STORED DATA ::
## Start

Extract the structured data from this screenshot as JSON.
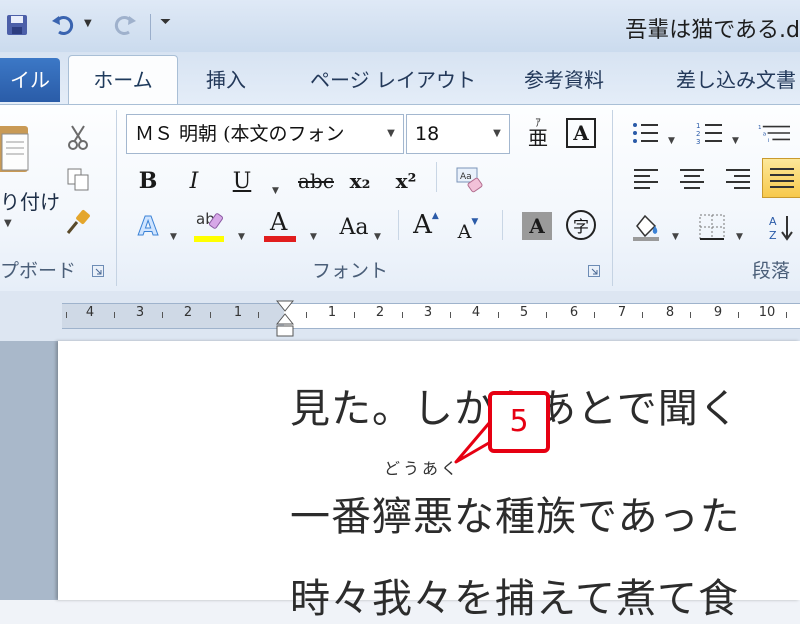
{
  "window": {
    "title": "吾輩は猫である.d"
  },
  "quick_access": {
    "icons": [
      "save-icon",
      "undo-icon",
      "redo-icon",
      "customize-icon"
    ]
  },
  "tabs": {
    "file": "イル",
    "home": "ホーム",
    "insert": "挿入",
    "page_layout": "ページ レイアウト",
    "references": "参考資料",
    "mailings": "差し込み文書"
  },
  "clipboard": {
    "paste_label": "り付け",
    "group_label": "プボード"
  },
  "font": {
    "font_name": "ＭＳ 明朝 (本文のフォン",
    "font_size": "18",
    "phonetic_guide": "亜",
    "char_border": "A",
    "bold": "B",
    "italic": "I",
    "underline": "U",
    "strike": "abc",
    "subscript": "x₂",
    "superscript": "x²",
    "clear_format": "Aa",
    "text_effects": "A",
    "highlight": "ab",
    "font_color": "A",
    "change_case": "Aa",
    "grow": "A",
    "shrink": "A",
    "char_shading": "A",
    "enclose": "字",
    "group_label": "フォント"
  },
  "paragraph": {
    "group_label": "段落"
  },
  "ruler": {
    "left_numbers": [
      "4",
      "3",
      "2",
      "1"
    ],
    "right_numbers": [
      "1",
      "2",
      "3",
      "4",
      "5",
      "6",
      "7",
      "8",
      "9",
      "10"
    ]
  },
  "document": {
    "line1": "見た。しかもあとで聞く",
    "ruby": "どうあく",
    "line2": "一番獰悪な種族であった",
    "line3": "時々我々を捕えて煮て食"
  },
  "callout": {
    "number": "5"
  },
  "colors": {
    "accent_red": "#e60012",
    "file_tab": "#2a5ca8",
    "ribbon": "#f3f7fc"
  }
}
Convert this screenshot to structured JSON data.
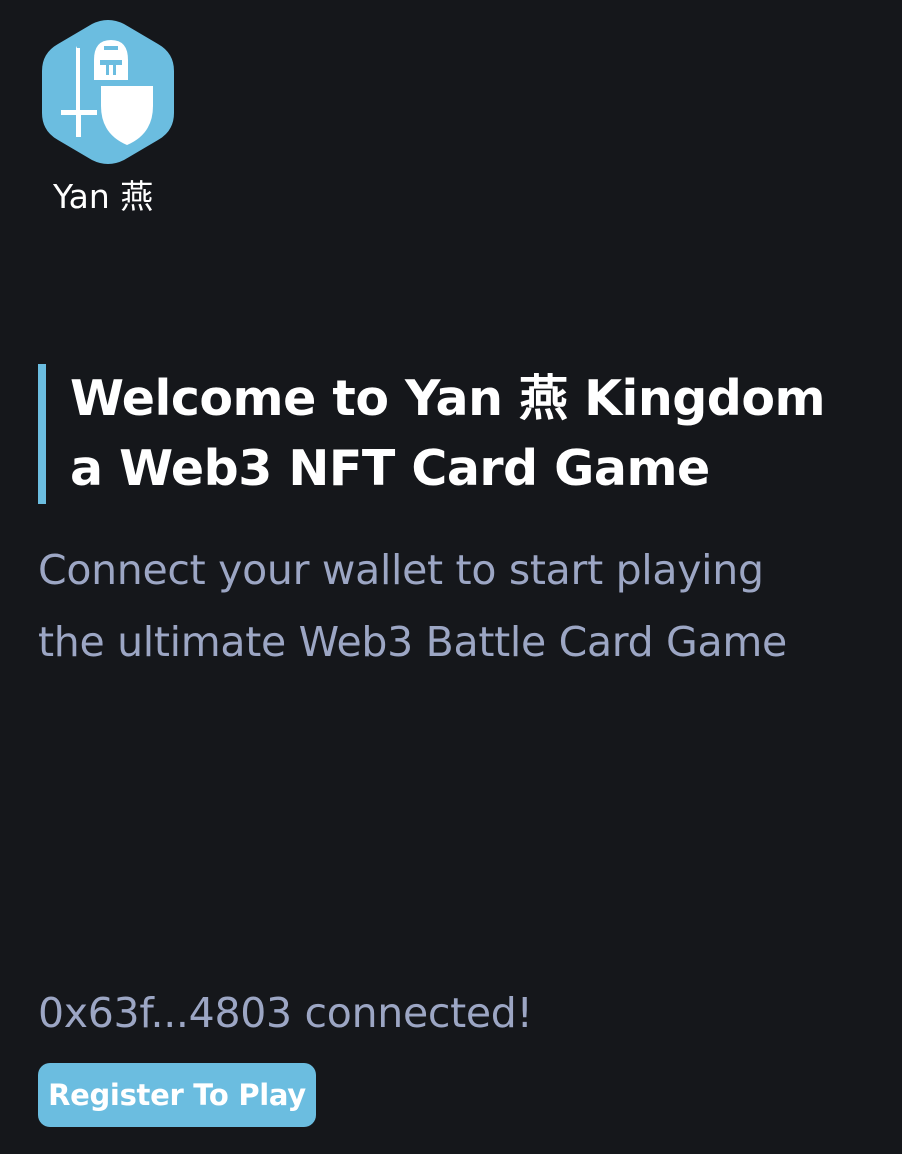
{
  "logo": {
    "icon": "knight-helmet-sword-shield-icon",
    "brand_name": "Yan 燕",
    "color": "#6bbde0"
  },
  "hero": {
    "heading_line1": "Welcome to Yan 燕 Kingdom",
    "heading_line2": "a Web3 NFT Card Game",
    "subtitle_line1": "Connect your wallet to start playing",
    "subtitle_line2": "the ultimate Web3 Battle Card Game"
  },
  "wallet": {
    "status": "0x63f...4803 connected!"
  },
  "actions": {
    "register_label": "Register To Play"
  },
  "colors": {
    "background": "#15171b",
    "accent": "#6bbde0",
    "muted_text": "#9ca6c4",
    "heading_text": "#ffffff"
  }
}
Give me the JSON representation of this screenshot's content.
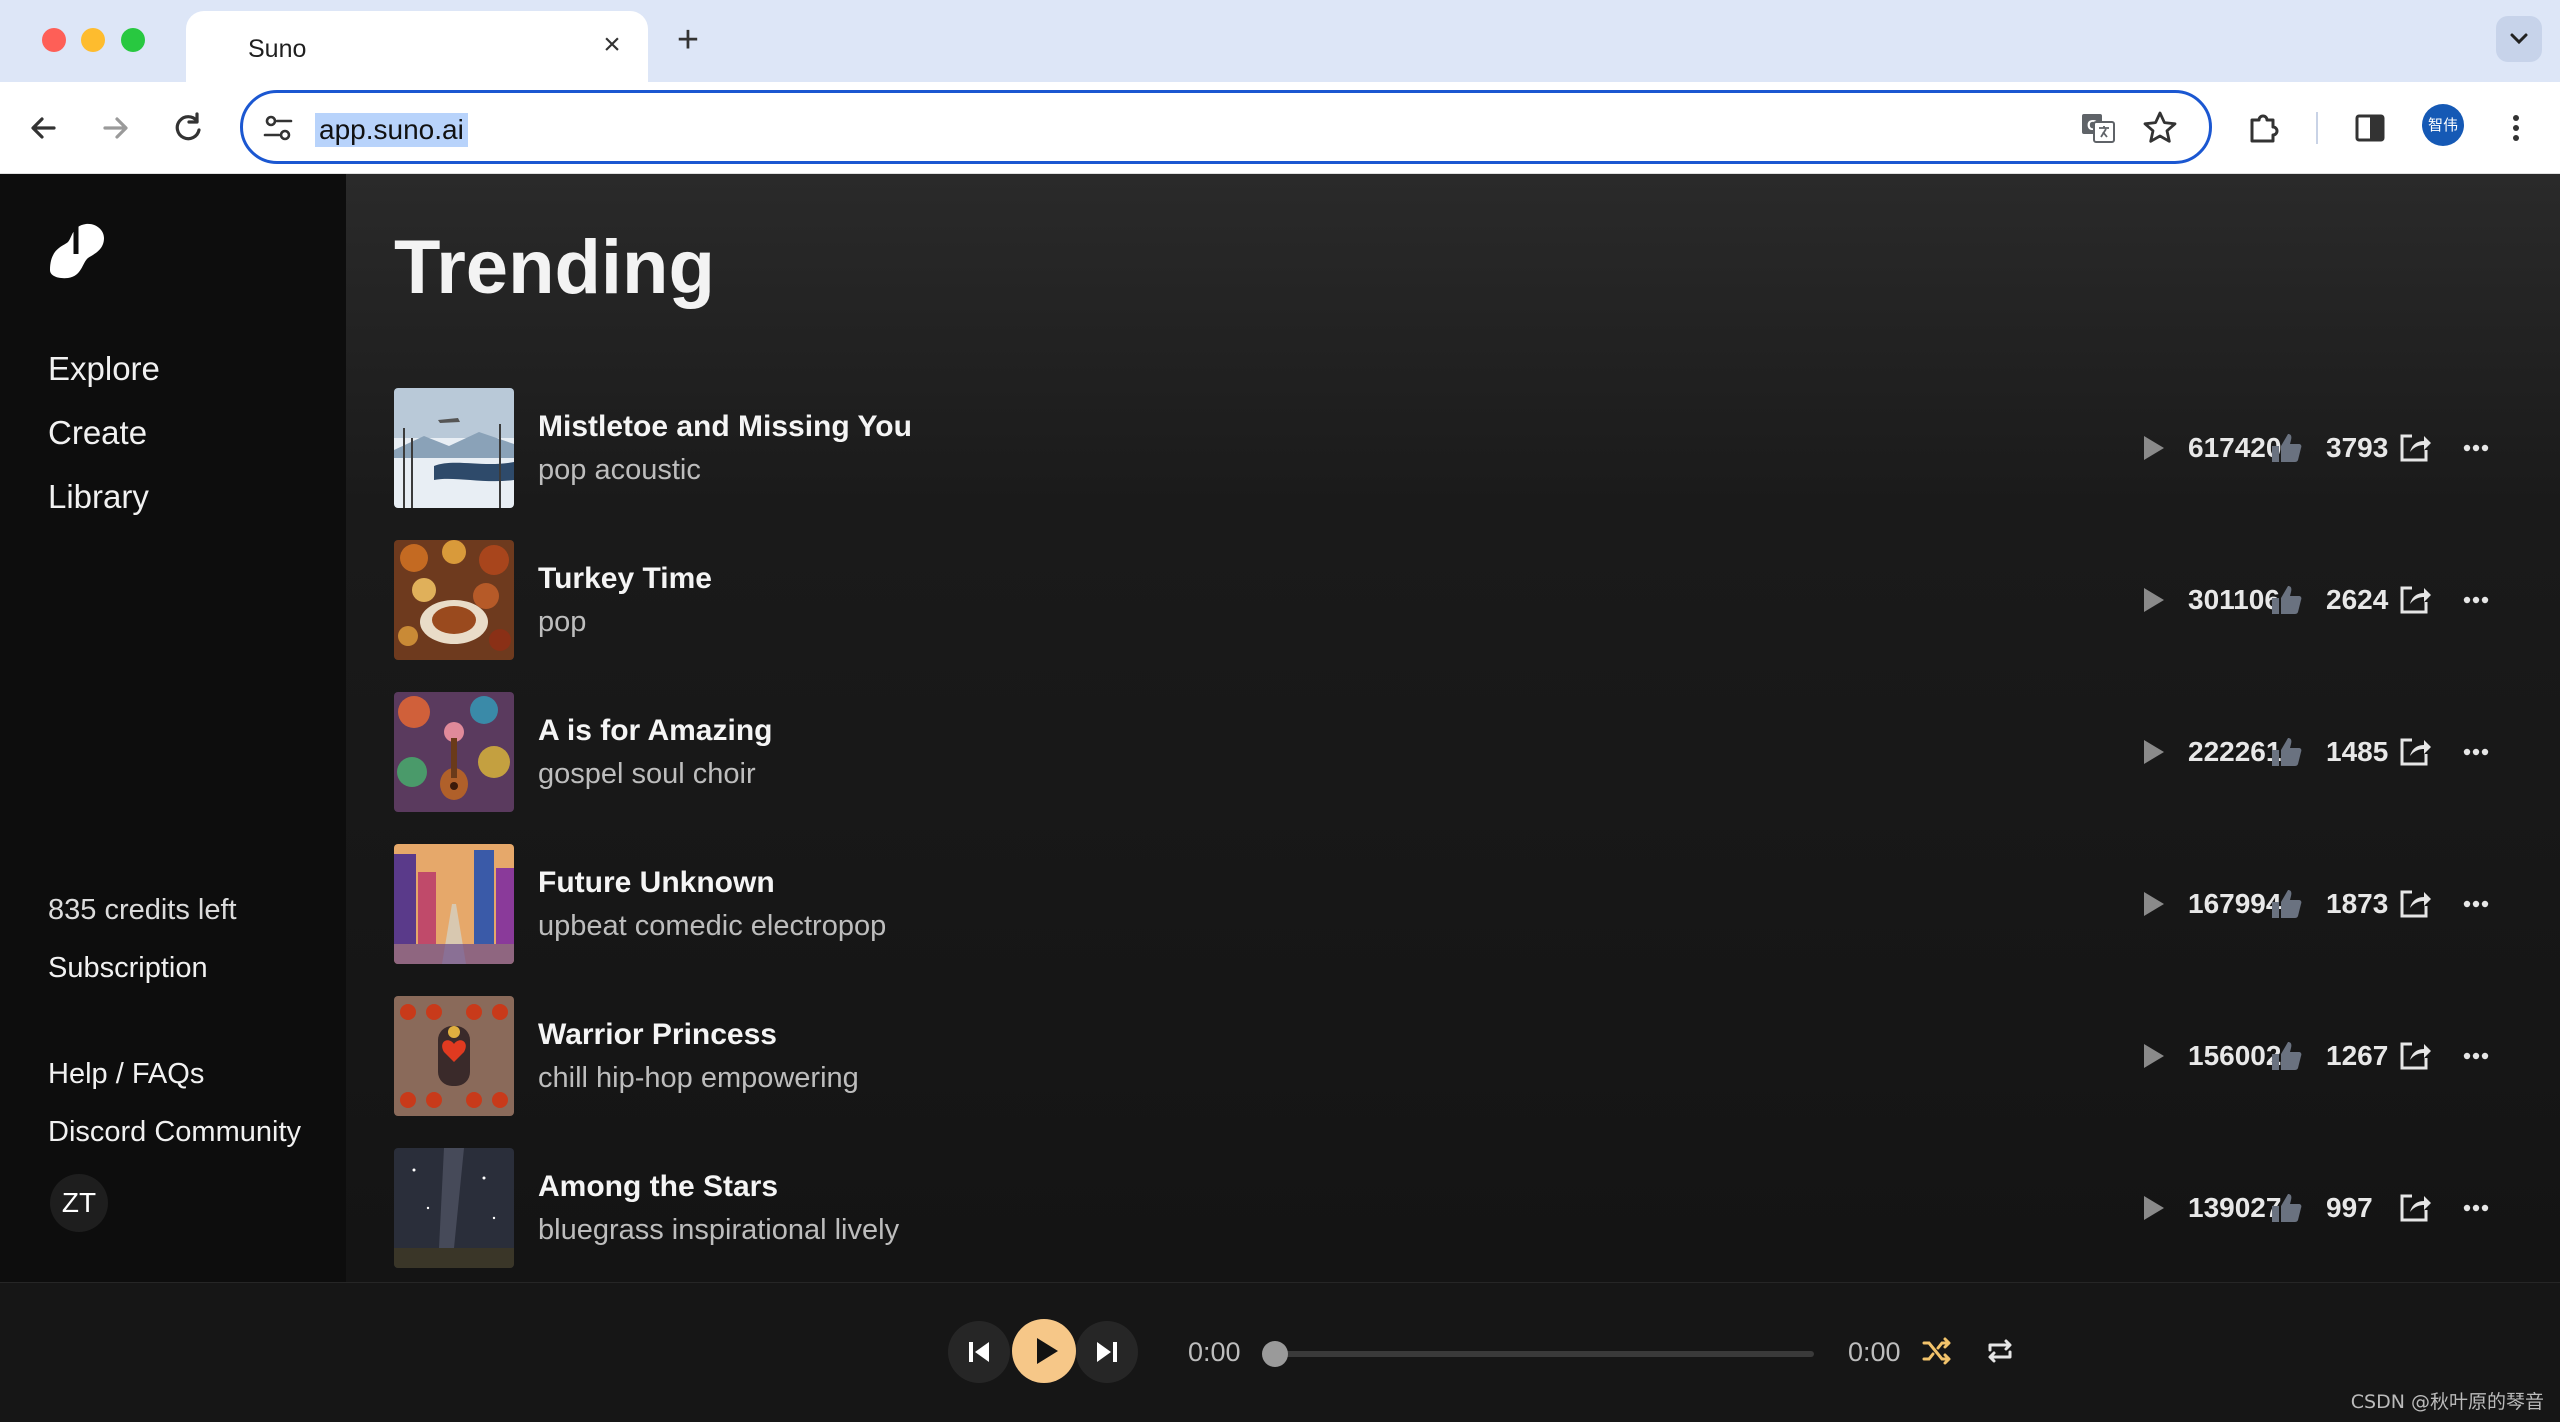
{
  "browser": {
    "tab_title": "Suno",
    "close_label": "×",
    "newtab_label": "+",
    "url": "app.suno.ai",
    "profile_initials": "智伟"
  },
  "sidebar": {
    "nav": [
      "Explore",
      "Create",
      "Library"
    ],
    "credits": "835 credits left",
    "subscription": "Subscription",
    "help": "Help / FAQs",
    "discord": "Discord Community",
    "user_initials": "ZT"
  },
  "main": {
    "title": "Trending",
    "songs": [
      {
        "title": "Mistletoe and Missing You",
        "genre": "pop acoustic",
        "plays": "617420",
        "likes": "3793"
      },
      {
        "title": "Turkey Time",
        "genre": "pop",
        "plays": "301106",
        "likes": "2624"
      },
      {
        "title": "A is for Amazing",
        "genre": "gospel soul choir",
        "plays": "222261",
        "likes": "1485"
      },
      {
        "title": "Future Unknown",
        "genre": "upbeat comedic electropop",
        "plays": "167994",
        "likes": "1873"
      },
      {
        "title": "Warrior Princess",
        "genre": "chill hip-hop empowering",
        "plays": "156002",
        "likes": "1267"
      },
      {
        "title": "Among the Stars",
        "genre": "bluegrass inspirational lively",
        "plays": "139027",
        "likes": "997"
      }
    ]
  },
  "player": {
    "current_time": "0:00",
    "duration": "0:00",
    "progress": 0
  },
  "watermark": "CSDN @秋叶原的琴音",
  "colors": {
    "accent": "#f6c788",
    "shuffle_active": "#f2c36b",
    "background": "#121212",
    "omnibox_border": "#1b57d1"
  }
}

## End

Write the records out once more, exactly as they appear, with no pictures.

Extract the structured data from this screenshot as JSON.
{
  "window": {
    "title": "吾輩は猫である.d"
  },
  "quick_access": {
    "icons": [
      "save-icon",
      "undo-icon",
      "redo-icon",
      "customize-icon"
    ]
  },
  "tabs": {
    "file": "イル",
    "home": "ホーム",
    "insert": "挿入",
    "page_layout": "ページ レイアウト",
    "references": "参考資料",
    "mailings": "差し込み文書"
  },
  "clipboard": {
    "paste_label": "り付け",
    "group_label": "プボード"
  },
  "font": {
    "font_name": "ＭＳ 明朝 (本文のフォン",
    "font_size": "18",
    "phonetic_guide": "亜",
    "char_border": "A",
    "bold": "B",
    "italic": "I",
    "underline": "U",
    "strike": "abc",
    "subscript": "x₂",
    "superscript": "x²",
    "clear_format": "Aa",
    "text_effects": "A",
    "highlight": "ab",
    "font_color": "A",
    "change_case": "Aa",
    "grow": "A",
    "shrink": "A",
    "char_shading": "A",
    "enclose": "字",
    "group_label": "フォント"
  },
  "paragraph": {
    "group_label": "段落"
  },
  "ruler": {
    "left_numbers": [
      "4",
      "3",
      "2",
      "1"
    ],
    "right_numbers": [
      "1",
      "2",
      "3",
      "4",
      "5",
      "6",
      "7",
      "8",
      "9",
      "10"
    ]
  },
  "document": {
    "line1": "見た。しかもあとで聞く",
    "ruby": "どうあく",
    "line2": "一番獰悪な種族であった",
    "line3": "時々我々を捕えて煮て食"
  },
  "callout": {
    "number": "5"
  },
  "colors": {
    "accent_red": "#e60012",
    "file_tab": "#2a5ca8",
    "ribbon": "#f3f7fc"
  }
}
Convert this screenshot to structured JSON data.
{
  "logo": {
    "icon": "knight-helmet-sword-shield-icon",
    "brand_name": "Yan 燕",
    "color": "#6bbde0"
  },
  "hero": {
    "heading_line1": "Welcome to Yan 燕 Kingdom",
    "heading_line2": "a Web3 NFT Card Game",
    "subtitle_line1": "Connect your wallet to start playing",
    "subtitle_line2": "the ultimate Web3 Battle Card Game"
  },
  "wallet": {
    "status": "0x63f...4803 connected!"
  },
  "actions": {
    "register_label": "Register To Play"
  },
  "colors": {
    "background": "#15171b",
    "accent": "#6bbde0",
    "muted_text": "#9ca6c4",
    "heading_text": "#ffffff"
  }
}
Give me the JSON representation of this screenshot's content.
{
  "browser": {
    "tab_title": "Suno",
    "close_label": "×",
    "newtab_label": "+",
    "url": "app.suno.ai",
    "profile_initials": "智伟"
  },
  "sidebar": {
    "nav": [
      "Explore",
      "Create",
      "Library"
    ],
    "credits": "835 credits left",
    "subscription": "Subscription",
    "help": "Help / FAQs",
    "discord": "Discord Community",
    "user_initials": "ZT"
  },
  "main": {
    "title": "Trending",
    "songs": [
      {
        "title": "Mistletoe and Missing You",
        "genre": "pop acoustic",
        "plays": "617420",
        "likes": "3793"
      },
      {
        "title": "Turkey Time",
        "genre": "pop",
        "plays": "301106",
        "likes": "2624"
      },
      {
        "title": "A is for Amazing",
        "genre": "gospel soul choir",
        "plays": "222261",
        "likes": "1485"
      },
      {
        "title": "Future Unknown",
        "genre": "upbeat comedic electropop",
        "plays": "167994",
        "likes": "1873"
      },
      {
        "title": "Warrior Princess",
        "genre": "chill hip-hop empowering",
        "plays": "156002",
        "likes": "1267"
      },
      {
        "title": "Among the Stars",
        "genre": "bluegrass inspirational lively",
        "plays": "139027",
        "likes": "997"
      }
    ]
  },
  "player": {
    "current_time": "0:00",
    "duration": "0:00",
    "progress": 0
  },
  "watermark": "CSDN @秋叶原的琴音",
  "colors": {
    "accent": "#f6c788",
    "shuffle_active": "#f2c36b",
    "background": "#121212",
    "omnibox_border": "#1b57d1"
  }
}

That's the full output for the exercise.